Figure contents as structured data
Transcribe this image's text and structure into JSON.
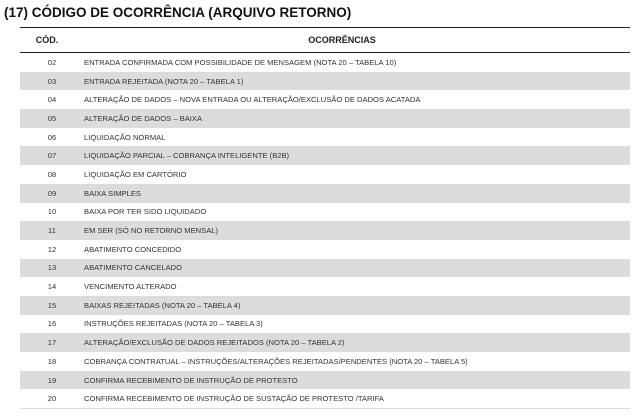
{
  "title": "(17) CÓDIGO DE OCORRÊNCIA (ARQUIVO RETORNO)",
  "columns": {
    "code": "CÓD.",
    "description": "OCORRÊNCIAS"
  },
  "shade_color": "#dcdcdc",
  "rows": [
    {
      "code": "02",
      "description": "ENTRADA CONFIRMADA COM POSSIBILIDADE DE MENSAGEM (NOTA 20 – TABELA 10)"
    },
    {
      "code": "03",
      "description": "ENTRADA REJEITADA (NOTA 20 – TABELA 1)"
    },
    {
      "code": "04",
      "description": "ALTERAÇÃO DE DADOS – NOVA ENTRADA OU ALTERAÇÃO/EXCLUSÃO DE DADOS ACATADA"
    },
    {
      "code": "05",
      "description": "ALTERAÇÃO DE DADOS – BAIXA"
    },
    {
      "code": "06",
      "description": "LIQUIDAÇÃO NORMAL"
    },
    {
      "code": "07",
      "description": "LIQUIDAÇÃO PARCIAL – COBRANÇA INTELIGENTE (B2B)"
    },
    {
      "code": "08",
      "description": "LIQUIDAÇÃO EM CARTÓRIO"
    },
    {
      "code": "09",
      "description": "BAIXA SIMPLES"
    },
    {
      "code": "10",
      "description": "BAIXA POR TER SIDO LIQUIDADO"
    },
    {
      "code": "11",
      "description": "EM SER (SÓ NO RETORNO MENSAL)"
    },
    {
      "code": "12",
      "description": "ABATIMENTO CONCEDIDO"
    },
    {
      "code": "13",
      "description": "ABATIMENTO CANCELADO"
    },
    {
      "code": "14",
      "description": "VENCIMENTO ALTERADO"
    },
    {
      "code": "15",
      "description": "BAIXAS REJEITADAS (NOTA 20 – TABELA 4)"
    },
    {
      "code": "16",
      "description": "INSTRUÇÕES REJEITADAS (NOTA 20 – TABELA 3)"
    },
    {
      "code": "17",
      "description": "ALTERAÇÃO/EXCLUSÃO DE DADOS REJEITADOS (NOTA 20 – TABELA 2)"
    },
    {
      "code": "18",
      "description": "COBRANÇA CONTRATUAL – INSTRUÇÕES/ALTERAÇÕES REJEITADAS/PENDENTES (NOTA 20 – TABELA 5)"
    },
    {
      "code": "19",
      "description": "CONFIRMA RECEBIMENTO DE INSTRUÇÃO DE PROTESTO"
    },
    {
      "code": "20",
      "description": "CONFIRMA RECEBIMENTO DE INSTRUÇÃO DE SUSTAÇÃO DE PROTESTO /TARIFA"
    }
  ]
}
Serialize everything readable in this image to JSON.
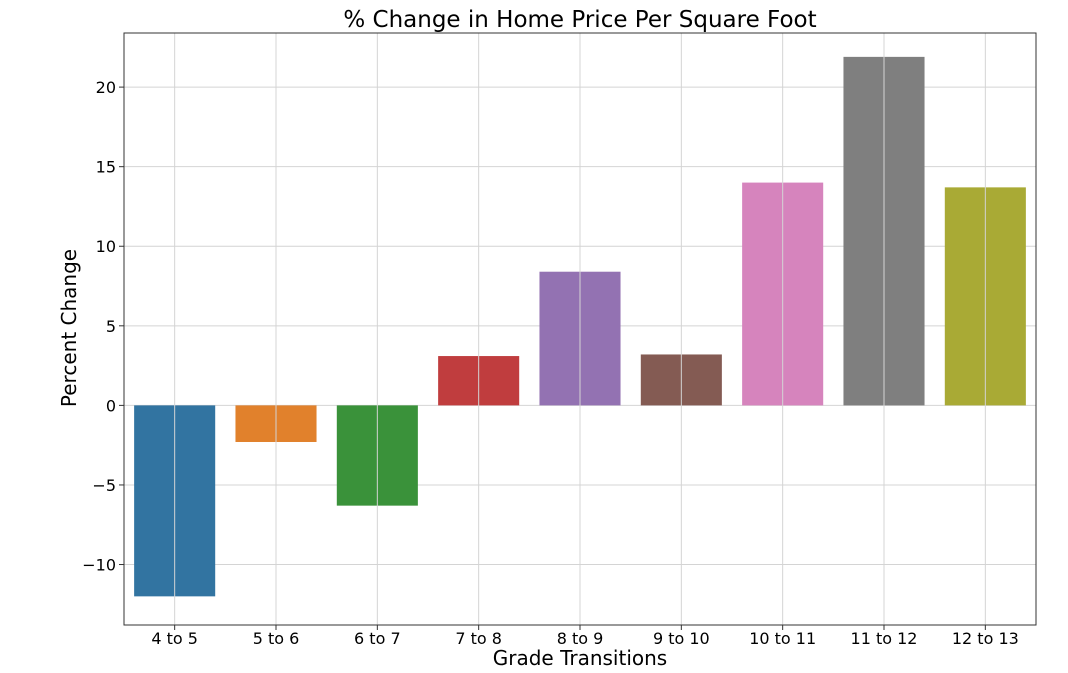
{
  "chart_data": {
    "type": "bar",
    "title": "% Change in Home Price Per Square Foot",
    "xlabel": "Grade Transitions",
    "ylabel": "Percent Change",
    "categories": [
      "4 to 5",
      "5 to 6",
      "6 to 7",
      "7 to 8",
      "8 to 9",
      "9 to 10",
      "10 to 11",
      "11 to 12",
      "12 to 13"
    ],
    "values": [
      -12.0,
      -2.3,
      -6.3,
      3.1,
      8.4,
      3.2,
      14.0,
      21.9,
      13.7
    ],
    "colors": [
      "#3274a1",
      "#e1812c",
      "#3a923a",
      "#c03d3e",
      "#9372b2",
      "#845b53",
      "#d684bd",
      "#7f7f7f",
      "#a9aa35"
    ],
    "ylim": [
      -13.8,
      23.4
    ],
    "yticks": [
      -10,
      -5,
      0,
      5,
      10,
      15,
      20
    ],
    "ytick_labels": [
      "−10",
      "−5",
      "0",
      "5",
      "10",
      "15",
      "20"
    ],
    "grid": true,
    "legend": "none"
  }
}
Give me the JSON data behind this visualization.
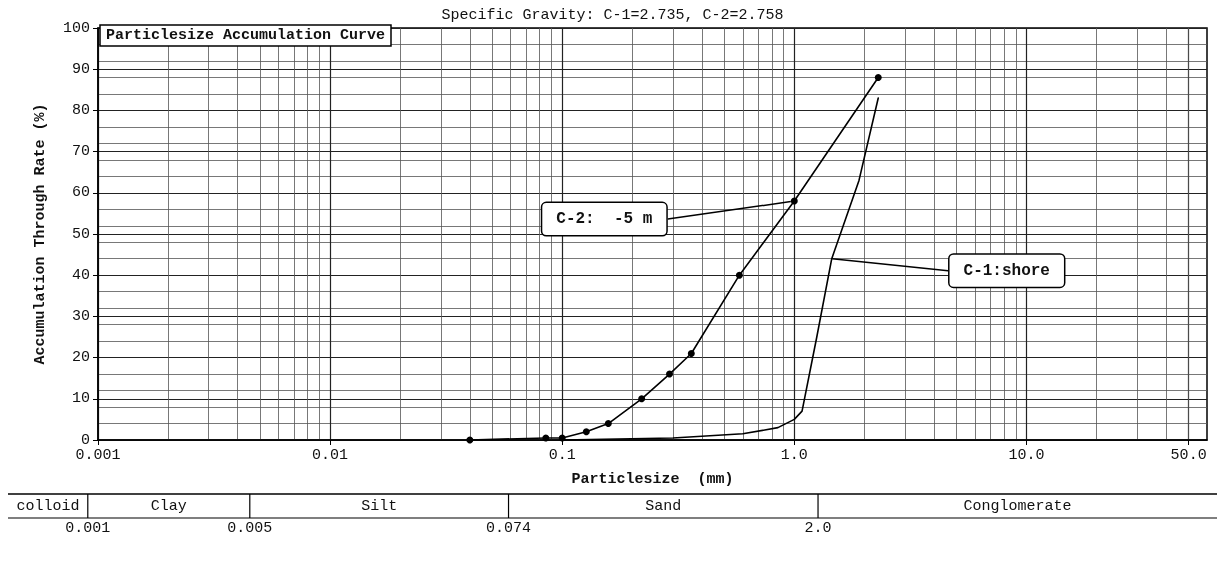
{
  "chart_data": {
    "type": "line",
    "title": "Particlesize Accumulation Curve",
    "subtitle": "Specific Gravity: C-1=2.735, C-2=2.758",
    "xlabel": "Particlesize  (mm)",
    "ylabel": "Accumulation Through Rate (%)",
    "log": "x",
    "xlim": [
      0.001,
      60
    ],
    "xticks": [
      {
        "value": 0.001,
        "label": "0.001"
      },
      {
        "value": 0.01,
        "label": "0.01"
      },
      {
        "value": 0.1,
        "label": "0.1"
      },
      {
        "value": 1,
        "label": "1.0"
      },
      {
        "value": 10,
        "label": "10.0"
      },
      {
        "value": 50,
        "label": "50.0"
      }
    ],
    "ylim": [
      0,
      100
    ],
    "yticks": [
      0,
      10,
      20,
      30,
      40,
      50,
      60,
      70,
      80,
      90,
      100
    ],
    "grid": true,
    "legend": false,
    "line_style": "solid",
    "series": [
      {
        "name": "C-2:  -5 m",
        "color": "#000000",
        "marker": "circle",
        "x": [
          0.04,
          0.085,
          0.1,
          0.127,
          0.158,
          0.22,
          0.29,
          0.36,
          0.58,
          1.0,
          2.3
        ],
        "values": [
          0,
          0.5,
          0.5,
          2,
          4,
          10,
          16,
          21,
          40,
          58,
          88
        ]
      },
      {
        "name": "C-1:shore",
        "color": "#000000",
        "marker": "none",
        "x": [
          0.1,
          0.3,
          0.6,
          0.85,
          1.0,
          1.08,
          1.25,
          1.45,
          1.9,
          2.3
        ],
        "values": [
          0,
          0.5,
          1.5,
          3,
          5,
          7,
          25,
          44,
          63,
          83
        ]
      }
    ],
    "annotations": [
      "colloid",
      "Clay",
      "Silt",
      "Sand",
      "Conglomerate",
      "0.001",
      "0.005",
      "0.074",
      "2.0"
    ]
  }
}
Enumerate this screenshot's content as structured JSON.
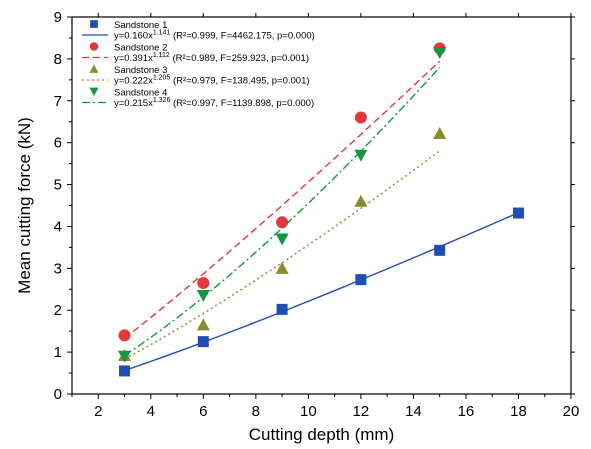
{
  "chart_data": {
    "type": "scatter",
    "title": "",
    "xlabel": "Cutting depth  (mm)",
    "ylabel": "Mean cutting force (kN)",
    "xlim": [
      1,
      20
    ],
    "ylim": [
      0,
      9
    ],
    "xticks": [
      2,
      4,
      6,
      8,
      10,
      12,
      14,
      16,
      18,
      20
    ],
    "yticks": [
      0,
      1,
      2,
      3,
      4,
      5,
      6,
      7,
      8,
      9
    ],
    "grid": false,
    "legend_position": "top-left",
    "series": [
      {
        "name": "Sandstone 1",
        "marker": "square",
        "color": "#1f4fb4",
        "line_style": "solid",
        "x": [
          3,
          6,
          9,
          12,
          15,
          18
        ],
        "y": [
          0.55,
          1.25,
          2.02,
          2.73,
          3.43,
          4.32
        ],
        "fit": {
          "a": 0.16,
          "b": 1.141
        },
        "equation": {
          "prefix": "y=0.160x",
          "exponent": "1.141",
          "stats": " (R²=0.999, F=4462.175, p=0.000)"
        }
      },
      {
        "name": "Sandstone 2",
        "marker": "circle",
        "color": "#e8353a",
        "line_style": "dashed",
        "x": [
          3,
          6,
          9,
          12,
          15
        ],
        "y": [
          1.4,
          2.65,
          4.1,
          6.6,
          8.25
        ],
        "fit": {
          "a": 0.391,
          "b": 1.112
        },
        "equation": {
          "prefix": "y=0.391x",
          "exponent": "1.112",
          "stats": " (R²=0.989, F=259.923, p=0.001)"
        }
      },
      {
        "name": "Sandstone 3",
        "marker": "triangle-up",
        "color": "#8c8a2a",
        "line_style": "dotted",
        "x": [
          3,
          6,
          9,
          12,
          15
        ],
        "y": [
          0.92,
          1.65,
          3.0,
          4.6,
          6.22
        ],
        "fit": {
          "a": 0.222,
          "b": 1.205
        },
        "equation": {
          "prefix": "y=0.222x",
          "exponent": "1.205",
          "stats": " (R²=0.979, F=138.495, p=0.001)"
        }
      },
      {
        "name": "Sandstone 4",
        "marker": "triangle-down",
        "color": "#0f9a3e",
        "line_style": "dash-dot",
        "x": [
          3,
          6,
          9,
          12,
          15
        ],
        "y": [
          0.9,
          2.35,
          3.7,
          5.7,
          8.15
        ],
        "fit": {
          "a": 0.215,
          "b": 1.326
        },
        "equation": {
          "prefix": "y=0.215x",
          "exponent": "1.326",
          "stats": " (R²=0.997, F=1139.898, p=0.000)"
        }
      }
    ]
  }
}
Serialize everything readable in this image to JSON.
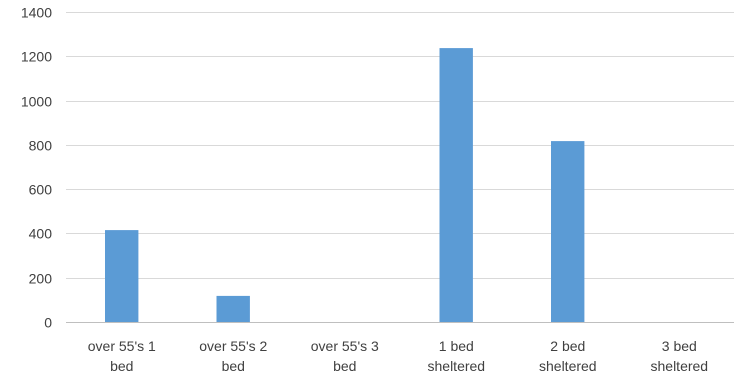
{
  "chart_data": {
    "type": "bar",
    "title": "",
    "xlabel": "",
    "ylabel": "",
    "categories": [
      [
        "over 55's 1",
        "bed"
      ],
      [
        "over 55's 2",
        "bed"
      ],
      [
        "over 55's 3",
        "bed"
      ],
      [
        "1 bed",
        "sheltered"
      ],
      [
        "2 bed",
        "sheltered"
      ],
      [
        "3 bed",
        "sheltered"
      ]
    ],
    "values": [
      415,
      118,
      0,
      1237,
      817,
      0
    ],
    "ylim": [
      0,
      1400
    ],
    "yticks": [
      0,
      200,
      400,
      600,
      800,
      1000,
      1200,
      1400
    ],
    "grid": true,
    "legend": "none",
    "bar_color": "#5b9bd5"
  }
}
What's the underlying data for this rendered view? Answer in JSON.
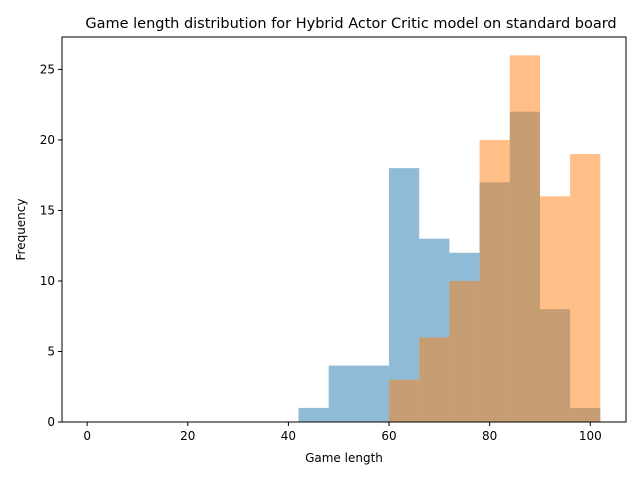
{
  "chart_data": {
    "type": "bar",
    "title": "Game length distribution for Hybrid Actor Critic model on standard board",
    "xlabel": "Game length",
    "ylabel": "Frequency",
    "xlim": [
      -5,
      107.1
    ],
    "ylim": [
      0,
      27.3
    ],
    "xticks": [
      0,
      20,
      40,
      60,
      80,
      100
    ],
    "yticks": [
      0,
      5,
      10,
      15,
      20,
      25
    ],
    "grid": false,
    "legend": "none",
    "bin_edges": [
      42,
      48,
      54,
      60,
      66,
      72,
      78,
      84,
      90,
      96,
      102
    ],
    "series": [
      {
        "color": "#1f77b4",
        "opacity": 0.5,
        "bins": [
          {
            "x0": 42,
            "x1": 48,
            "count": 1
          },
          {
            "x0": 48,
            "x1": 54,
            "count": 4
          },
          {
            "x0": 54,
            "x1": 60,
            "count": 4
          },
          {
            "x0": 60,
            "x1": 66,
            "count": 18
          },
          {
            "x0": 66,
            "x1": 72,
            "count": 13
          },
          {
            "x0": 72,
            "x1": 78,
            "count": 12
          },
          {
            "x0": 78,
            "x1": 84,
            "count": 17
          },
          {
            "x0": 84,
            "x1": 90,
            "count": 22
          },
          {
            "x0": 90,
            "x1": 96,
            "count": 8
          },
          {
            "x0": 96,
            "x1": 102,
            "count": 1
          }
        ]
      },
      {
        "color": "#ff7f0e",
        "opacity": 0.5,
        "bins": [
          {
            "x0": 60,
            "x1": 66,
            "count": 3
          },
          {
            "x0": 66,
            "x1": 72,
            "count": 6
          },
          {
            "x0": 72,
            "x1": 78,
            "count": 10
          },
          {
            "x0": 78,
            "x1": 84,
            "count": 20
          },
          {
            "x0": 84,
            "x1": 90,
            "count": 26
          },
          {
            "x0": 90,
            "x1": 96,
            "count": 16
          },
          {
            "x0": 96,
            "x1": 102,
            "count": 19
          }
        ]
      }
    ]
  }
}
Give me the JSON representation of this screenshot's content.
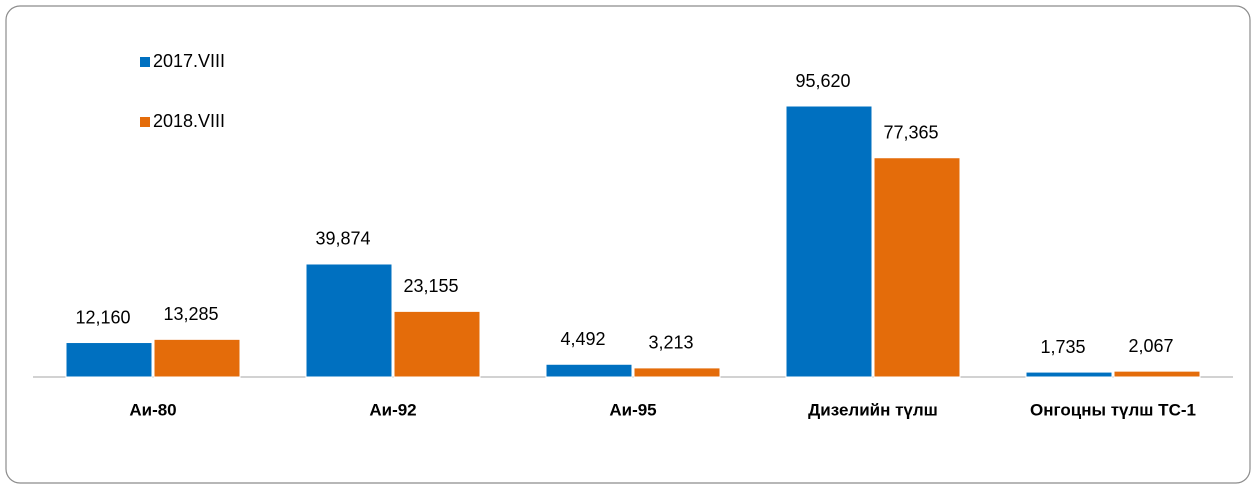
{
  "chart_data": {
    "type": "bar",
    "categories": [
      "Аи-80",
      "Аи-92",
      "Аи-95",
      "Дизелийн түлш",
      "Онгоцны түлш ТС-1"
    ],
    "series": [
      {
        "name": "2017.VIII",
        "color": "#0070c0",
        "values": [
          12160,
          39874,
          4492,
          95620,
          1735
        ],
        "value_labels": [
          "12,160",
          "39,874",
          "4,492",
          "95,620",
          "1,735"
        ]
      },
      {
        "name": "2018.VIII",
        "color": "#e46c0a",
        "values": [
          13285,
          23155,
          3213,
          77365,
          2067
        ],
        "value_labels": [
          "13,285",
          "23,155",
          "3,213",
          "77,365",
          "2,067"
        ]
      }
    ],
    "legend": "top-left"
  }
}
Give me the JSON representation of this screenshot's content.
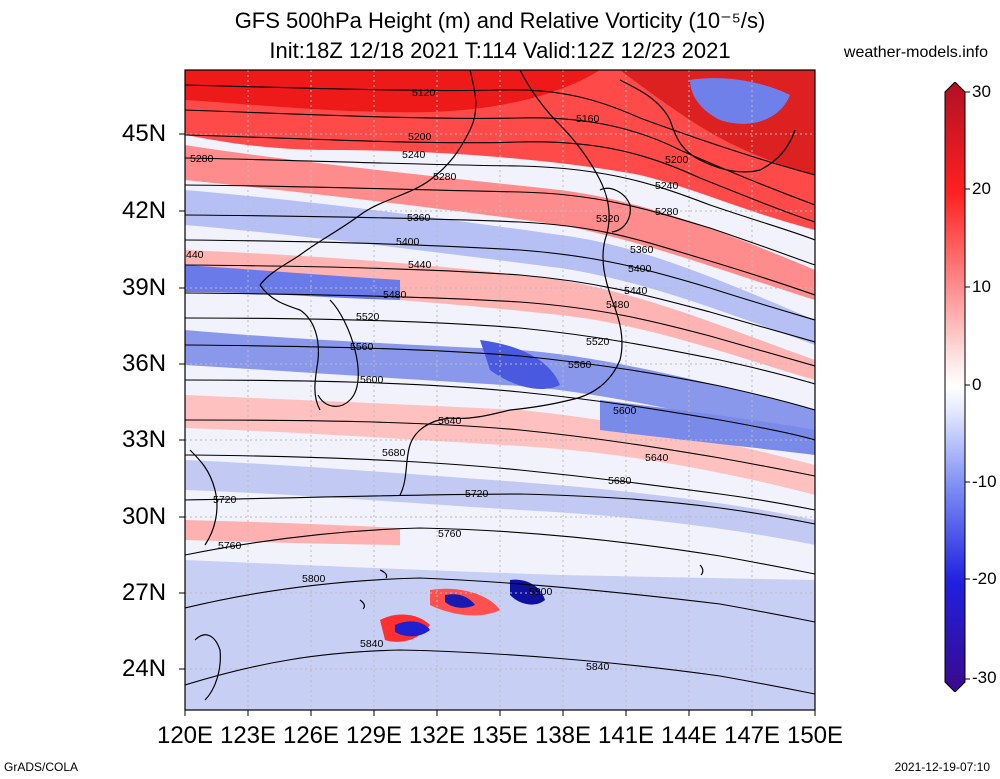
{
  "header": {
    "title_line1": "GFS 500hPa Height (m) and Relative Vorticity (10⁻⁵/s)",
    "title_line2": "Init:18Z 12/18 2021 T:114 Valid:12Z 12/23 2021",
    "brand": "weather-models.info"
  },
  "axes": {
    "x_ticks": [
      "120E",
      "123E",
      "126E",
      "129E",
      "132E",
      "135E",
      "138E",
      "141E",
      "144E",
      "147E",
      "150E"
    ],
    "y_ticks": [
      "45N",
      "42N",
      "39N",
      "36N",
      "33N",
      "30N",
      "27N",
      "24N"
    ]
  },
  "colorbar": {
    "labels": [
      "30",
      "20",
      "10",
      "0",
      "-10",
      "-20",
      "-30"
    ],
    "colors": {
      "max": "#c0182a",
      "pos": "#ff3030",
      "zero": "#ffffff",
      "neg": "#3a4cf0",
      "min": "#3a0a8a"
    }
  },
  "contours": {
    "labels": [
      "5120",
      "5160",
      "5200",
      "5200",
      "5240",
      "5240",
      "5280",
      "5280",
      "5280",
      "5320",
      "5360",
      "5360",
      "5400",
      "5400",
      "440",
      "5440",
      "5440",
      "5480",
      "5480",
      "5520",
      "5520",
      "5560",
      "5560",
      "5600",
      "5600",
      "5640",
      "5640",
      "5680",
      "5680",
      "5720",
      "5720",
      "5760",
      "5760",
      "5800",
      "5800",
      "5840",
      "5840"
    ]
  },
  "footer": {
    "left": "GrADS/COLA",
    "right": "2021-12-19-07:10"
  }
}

■ **SET PROBLEM**
Copy out every line in the listing where the word "Accumulation" appears.

■ **SOLVED EXERCISE**
    "title": "Particlesize Accumulation Curve",
    "ylabel": "Accumulation Through Rate (%)",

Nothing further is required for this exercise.